Problem requirements: Lines containing the word "priest" are to be located and copied.

Saved entries:
════════════════
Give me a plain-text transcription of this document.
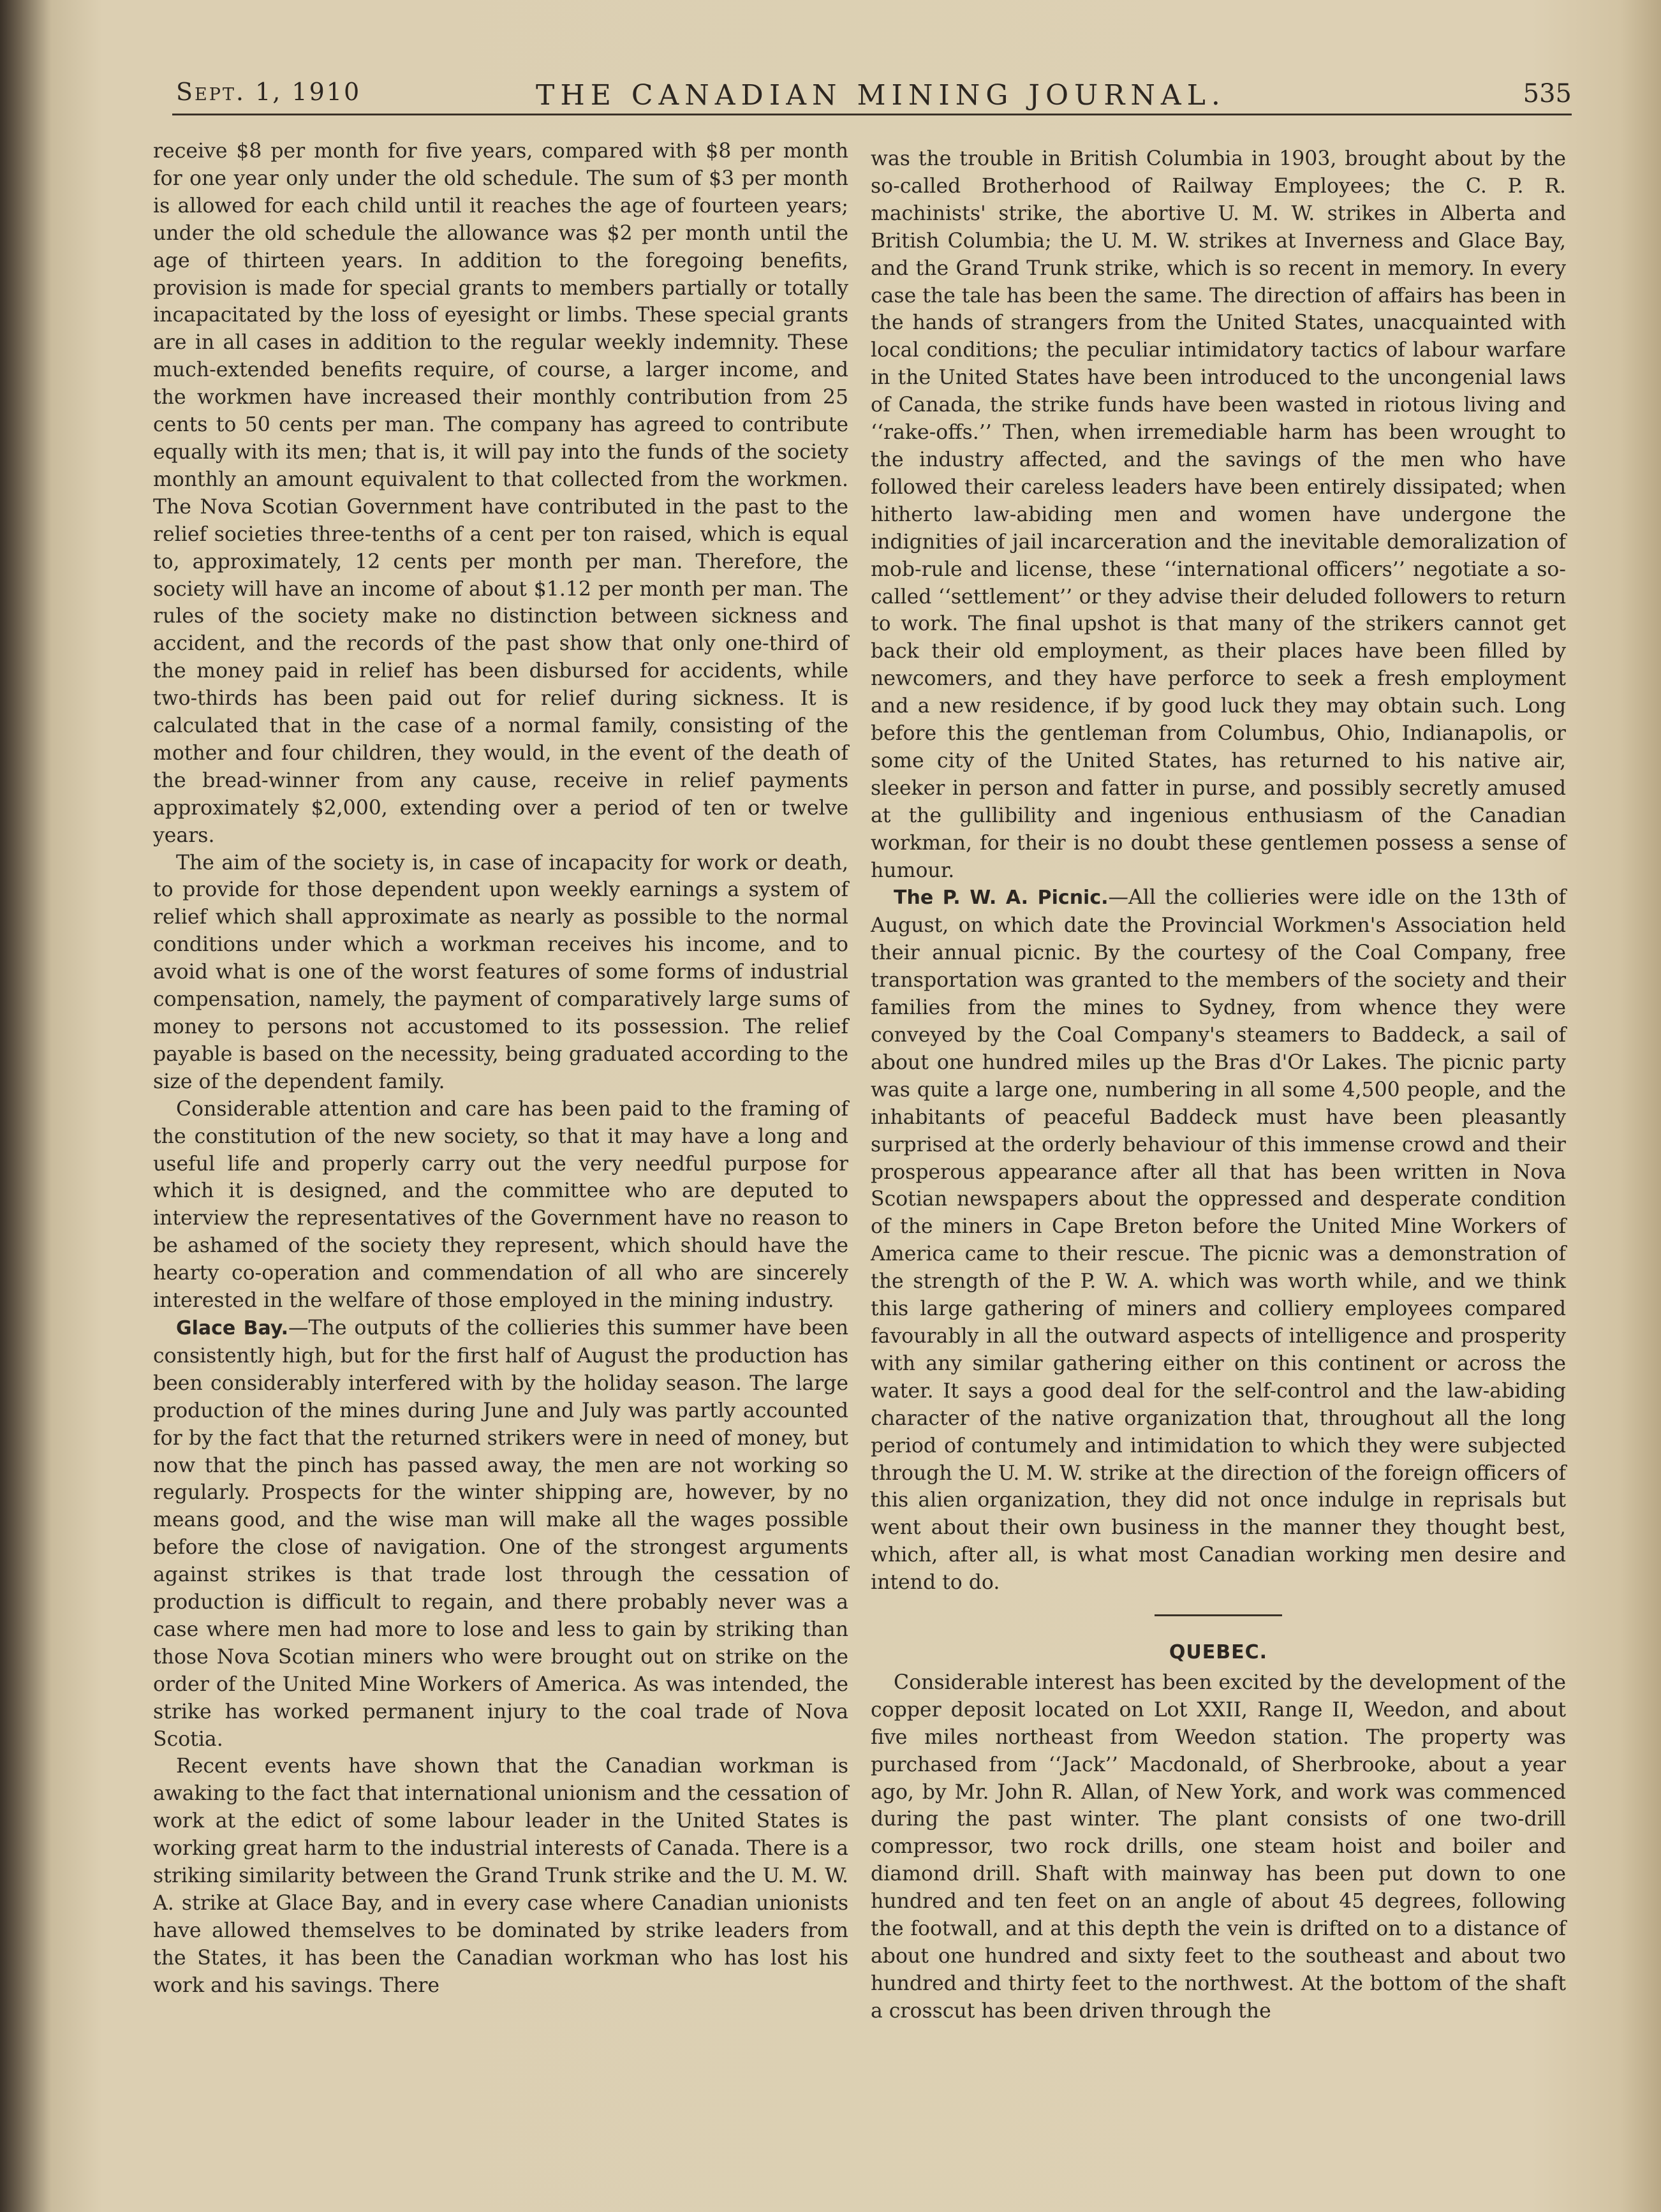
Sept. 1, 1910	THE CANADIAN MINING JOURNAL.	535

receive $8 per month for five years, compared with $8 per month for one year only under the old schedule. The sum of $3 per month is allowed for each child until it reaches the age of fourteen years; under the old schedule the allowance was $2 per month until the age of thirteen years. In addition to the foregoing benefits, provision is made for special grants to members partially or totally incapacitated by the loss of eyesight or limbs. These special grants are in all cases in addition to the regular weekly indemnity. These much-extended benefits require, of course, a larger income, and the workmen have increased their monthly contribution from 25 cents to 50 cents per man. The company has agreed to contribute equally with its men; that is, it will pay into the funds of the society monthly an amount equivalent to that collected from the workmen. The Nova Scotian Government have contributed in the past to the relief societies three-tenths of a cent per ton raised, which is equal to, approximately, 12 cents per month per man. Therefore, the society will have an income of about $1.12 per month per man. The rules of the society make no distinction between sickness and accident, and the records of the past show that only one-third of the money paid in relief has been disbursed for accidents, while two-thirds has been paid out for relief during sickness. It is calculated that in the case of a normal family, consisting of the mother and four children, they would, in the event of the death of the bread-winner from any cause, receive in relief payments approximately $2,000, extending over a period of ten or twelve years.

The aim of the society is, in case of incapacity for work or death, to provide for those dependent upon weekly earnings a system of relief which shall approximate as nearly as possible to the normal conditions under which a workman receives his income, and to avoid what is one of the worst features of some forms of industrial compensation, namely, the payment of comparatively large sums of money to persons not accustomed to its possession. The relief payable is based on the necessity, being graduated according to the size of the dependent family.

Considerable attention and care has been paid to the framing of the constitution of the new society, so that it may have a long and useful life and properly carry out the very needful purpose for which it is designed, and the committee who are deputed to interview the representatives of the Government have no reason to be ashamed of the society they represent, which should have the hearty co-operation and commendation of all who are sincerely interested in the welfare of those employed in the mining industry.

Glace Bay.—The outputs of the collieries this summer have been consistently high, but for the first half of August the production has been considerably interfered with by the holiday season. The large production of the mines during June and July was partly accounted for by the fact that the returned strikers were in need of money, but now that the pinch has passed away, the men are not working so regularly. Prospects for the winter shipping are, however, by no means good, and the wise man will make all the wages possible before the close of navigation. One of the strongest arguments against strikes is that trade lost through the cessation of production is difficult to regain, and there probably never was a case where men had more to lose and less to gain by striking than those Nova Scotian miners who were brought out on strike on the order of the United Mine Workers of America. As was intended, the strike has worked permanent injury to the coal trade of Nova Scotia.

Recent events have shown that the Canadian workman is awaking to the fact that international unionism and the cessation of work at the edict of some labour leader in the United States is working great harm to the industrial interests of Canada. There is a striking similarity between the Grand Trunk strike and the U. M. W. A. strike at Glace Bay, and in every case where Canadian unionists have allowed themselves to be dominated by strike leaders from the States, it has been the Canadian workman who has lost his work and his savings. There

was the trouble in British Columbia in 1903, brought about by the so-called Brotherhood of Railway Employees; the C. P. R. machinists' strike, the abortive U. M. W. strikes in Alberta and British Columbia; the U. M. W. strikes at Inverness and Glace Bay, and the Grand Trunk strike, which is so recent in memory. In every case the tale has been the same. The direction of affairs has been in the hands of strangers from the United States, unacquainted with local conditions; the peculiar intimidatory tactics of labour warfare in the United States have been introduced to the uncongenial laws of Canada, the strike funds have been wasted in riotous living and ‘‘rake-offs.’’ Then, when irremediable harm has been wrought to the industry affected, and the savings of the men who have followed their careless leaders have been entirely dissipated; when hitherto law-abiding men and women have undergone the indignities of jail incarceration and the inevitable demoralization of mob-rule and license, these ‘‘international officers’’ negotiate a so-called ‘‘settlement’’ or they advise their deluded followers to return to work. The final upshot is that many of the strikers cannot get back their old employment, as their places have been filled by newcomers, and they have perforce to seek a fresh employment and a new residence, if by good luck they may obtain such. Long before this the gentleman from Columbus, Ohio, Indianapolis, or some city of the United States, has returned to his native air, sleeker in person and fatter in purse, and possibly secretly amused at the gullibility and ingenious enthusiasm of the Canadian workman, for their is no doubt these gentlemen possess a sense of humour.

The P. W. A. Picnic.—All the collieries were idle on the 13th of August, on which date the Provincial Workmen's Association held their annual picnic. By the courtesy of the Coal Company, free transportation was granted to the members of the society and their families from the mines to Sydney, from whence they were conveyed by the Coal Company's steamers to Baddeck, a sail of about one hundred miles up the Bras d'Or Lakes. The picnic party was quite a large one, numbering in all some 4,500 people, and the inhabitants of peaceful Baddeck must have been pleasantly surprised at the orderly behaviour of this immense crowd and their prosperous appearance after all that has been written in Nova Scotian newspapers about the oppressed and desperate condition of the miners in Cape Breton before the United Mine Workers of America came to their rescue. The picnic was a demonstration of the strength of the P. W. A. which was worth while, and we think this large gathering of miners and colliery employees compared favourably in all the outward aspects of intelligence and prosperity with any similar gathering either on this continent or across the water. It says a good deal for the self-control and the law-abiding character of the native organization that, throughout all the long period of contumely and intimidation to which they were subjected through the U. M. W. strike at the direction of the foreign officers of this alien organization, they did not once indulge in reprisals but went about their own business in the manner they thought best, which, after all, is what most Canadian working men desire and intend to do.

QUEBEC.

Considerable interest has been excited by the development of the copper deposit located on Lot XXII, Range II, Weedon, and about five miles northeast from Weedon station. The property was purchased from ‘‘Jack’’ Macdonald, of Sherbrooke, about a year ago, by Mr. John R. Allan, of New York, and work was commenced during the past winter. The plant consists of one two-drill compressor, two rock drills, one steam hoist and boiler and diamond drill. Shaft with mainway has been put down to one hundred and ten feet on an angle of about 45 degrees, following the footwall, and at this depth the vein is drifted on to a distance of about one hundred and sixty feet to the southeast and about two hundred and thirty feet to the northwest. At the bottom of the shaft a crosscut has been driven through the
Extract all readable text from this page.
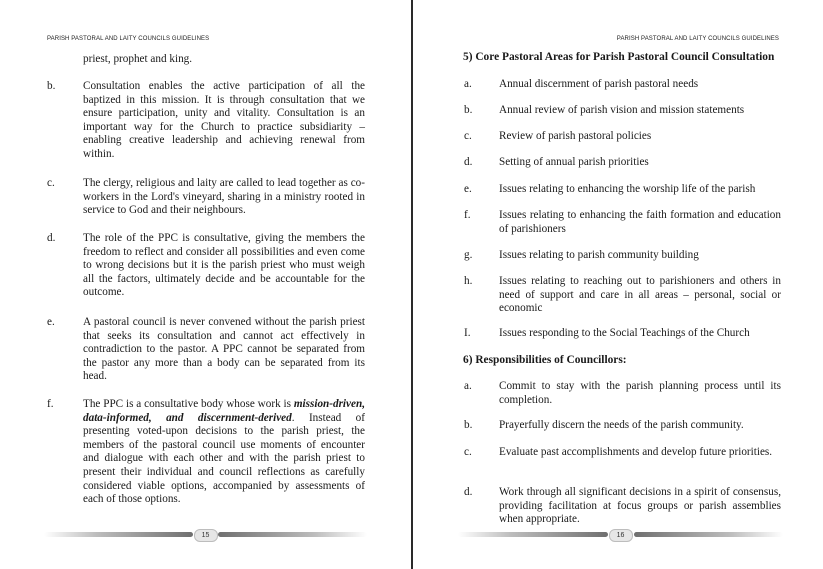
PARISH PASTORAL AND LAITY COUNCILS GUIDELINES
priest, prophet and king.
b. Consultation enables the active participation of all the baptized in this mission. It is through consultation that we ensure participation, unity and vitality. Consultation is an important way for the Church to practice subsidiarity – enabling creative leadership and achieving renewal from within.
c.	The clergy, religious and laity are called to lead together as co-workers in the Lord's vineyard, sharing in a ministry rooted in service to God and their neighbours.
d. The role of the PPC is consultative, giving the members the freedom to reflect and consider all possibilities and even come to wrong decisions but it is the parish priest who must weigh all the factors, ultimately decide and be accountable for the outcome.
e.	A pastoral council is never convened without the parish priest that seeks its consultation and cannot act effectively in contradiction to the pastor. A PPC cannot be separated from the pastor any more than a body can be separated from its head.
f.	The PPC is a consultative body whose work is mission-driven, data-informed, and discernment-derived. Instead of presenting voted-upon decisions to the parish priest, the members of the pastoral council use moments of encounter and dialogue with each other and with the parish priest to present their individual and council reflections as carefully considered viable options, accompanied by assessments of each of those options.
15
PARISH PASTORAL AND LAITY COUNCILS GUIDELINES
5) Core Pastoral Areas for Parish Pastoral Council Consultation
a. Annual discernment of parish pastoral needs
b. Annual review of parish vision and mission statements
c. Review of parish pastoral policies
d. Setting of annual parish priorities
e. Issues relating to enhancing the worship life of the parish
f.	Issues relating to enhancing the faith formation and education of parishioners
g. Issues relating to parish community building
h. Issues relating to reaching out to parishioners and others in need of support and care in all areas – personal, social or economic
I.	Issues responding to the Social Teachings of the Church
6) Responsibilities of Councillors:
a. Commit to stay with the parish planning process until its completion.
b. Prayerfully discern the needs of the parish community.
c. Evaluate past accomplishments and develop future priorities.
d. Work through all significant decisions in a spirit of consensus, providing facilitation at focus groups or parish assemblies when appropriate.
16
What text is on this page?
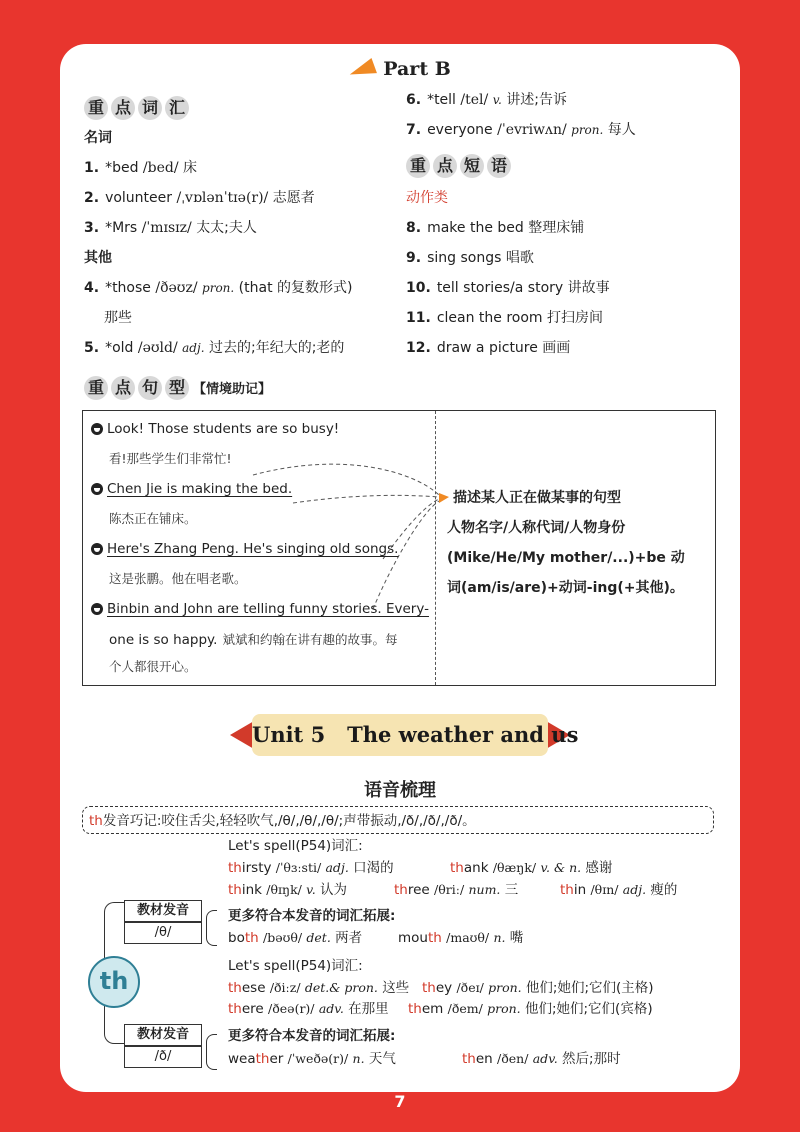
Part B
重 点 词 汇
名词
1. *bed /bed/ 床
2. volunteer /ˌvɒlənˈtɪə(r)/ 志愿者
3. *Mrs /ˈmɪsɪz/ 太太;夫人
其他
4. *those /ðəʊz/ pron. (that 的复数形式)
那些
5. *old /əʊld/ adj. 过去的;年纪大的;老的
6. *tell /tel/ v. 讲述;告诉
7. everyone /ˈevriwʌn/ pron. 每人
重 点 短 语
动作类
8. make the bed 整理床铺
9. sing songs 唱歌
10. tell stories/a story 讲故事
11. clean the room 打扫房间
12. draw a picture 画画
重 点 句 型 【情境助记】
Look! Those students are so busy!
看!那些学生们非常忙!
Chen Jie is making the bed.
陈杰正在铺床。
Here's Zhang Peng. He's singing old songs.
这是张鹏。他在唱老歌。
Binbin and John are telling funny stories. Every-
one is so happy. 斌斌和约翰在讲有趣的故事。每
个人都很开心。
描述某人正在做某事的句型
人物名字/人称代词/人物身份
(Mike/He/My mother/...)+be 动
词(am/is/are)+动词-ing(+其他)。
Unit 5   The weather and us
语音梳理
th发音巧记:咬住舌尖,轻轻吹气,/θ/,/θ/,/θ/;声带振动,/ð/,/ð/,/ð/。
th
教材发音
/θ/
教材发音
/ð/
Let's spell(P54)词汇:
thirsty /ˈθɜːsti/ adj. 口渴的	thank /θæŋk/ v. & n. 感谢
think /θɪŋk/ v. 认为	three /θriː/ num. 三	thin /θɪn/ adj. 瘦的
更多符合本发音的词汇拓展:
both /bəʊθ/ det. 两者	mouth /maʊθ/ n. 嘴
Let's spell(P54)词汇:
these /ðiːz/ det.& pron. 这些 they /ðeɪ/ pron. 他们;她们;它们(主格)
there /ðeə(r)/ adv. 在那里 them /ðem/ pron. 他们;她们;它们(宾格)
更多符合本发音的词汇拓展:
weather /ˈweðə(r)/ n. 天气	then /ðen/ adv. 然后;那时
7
════════════════
Full response:
priest, prophet and king.
d. The role of the PPC is consultative, giving the members the freedom to reflect and consider all possibilities and even come to wrong decisions but it is the parish priest who must weigh all the factors, ultimately decide and be accountable for the outcome.
e.	A pastoral council is never convened without the parish priest that seeks its consultation and cannot act effectively in contradiction to the pastor. A PPC cannot be separated from the pastor any more than a body can be separated from its head.
f.	The PPC is a consultative body whose work is mission-driven, data-informed, and discernment-derived. Instead of presenting voted-upon decisions to the parish priest, the members of the pastoral council use moments of encounter and dialogue with each other and with the parish priest to present their individual and council reflections as carefully considered viable options, accompanied by assessments of each of those options.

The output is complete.